* [Written instruction] Write the records out again, precisely as they stand.
━━━ Excerpted records ━━━
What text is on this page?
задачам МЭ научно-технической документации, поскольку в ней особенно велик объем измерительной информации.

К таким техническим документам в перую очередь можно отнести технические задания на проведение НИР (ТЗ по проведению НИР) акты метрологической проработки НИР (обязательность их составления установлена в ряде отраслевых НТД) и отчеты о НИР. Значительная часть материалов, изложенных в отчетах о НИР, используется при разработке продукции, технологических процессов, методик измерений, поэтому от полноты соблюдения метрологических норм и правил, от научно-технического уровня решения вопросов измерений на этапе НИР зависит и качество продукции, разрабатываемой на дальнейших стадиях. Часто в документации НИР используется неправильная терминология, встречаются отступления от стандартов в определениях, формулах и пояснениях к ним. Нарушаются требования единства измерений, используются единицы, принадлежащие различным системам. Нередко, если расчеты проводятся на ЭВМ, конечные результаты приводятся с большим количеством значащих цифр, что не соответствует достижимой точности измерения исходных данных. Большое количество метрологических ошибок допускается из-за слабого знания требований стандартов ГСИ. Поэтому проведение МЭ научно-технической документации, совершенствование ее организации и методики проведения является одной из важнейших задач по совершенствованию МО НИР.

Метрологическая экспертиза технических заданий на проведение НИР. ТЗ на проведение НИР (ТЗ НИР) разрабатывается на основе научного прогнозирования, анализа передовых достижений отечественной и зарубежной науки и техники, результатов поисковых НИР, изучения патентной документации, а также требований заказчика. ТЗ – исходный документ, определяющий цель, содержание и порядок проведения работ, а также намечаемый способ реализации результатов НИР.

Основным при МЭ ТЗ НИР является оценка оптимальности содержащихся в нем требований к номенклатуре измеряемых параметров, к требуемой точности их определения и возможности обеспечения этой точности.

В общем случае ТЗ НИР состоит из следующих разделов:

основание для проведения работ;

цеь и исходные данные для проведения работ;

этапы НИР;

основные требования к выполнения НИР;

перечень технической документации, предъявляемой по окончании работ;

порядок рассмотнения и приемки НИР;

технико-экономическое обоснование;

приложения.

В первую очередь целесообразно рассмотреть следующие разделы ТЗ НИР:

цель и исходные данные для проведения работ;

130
━━━
* [Expected answer]
What text is on this page?
задачам МЭ научно-технической документации, поскольку в ней особенно велик объем измерительной информации.

К таким техническим документам в перую очередь можно отнести технические задания на проведение НИР (ТЗ по проведению НИР) акты метрологической проработки НИР (обязательность их составления установлена в ряде отраслевых НТД) и отчеты о НИР. Значительная часть материалов, изложенных в отчетах о НИР, используется при разработке продукции, технологических процессов, методик измерений, поэтому от полноты соблюдения метрологических норм и правил, от научно-технического уровня решения вопросов измерений на этапе НИР зависит и качество продукции, разрабатываемой на дальнейших стадиях. Часто в документации НИР используется неправильная терминология, встречаются отступления от стандартов в определениях, формулах и пояснениях к ним. Нарушаются требования единства измерений, используются единицы, принадлежащие различным системам. Нередко, если расчеты проводятся на ЭВМ, конечные результаты приводятся с большим количеством значащих цифр, что не соответствует достижимой точности измерения исходных данных. Большое количество метрологических ошибок допускается из-за слабого знания требований стандартов ГСИ. Поэтому проведение МЭ научно-технической документации, совершенствование ее организации и методики проведения является одной из важнейших задач по совершенствованию МО НИР.

Метрологическая экспертиза технических заданий на проведение НИР. ТЗ на проведение НИР (ТЗ НИР) разрабатывается на основе научного прогнозирования, анализа передовых достижений отечественной и зарубежной науки и техники, результатов поисковых НИР, изучения патентной документации, а также требований заказчика. ТЗ – исходный документ, определяющий цель, содержание и порядок проведения работ, а также намечаемый способ реализации результатов НИР.

Основным при МЭ ТЗ НИР является оценка оптимальности содержащихся в нем требований к номенклатуре измеряемых параметров, к требуемой точности их определения и возможности обеспечения этой точности.

В общем случае ТЗ НИР состоит из следующих разделов:

основание для проведения работ;

цеь и исходные данные для проведения работ;

этапы НИР;

основные требования к выполнения НИР;

перечень технической документации, предъявляемой по окончании работ;

порядок рассмотнения и приемки НИР;

технико-экономическое обоснование;

приложения.

В первую очередь целесообразно рассмотреть следующие разделы ТЗ НИР:

цель и исходные данные для проведения работ;

130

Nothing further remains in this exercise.